> _Exercise prompt_
Using the data beneath, show every line that includes the word "United".

(Records)
>>>

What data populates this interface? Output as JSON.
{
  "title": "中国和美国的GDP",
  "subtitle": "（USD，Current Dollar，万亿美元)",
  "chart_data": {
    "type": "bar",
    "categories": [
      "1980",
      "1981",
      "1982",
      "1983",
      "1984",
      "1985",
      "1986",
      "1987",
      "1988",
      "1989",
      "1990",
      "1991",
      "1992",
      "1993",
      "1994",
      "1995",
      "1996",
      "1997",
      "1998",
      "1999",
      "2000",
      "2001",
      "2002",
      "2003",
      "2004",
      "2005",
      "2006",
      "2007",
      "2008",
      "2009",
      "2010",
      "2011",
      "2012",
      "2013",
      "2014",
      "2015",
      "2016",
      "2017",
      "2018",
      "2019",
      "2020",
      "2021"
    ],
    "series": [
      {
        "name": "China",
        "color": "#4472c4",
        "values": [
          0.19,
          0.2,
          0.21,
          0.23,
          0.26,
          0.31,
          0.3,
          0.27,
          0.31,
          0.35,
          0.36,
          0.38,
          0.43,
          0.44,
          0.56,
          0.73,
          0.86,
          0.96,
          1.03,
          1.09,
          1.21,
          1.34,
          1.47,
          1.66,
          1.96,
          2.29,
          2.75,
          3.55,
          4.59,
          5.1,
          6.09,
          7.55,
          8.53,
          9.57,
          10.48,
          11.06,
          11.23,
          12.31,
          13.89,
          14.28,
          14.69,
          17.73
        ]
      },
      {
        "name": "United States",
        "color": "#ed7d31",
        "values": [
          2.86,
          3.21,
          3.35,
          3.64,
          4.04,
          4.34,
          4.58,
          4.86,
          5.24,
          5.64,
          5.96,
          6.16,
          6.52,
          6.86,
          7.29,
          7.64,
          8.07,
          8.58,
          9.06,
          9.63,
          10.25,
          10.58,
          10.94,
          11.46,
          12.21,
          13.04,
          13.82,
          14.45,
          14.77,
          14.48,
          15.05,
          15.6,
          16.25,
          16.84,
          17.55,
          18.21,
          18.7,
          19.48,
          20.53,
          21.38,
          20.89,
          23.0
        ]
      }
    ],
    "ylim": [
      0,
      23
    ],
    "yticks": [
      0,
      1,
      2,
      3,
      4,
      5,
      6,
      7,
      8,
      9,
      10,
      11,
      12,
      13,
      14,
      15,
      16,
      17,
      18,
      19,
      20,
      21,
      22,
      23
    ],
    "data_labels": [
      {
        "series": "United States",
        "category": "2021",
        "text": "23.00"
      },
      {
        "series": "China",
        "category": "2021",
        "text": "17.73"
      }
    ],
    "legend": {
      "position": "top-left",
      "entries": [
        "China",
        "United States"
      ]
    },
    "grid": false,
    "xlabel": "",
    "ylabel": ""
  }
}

<<<

> _Correct response_
        "name": "United States",
        "series": "United States",
        "United States"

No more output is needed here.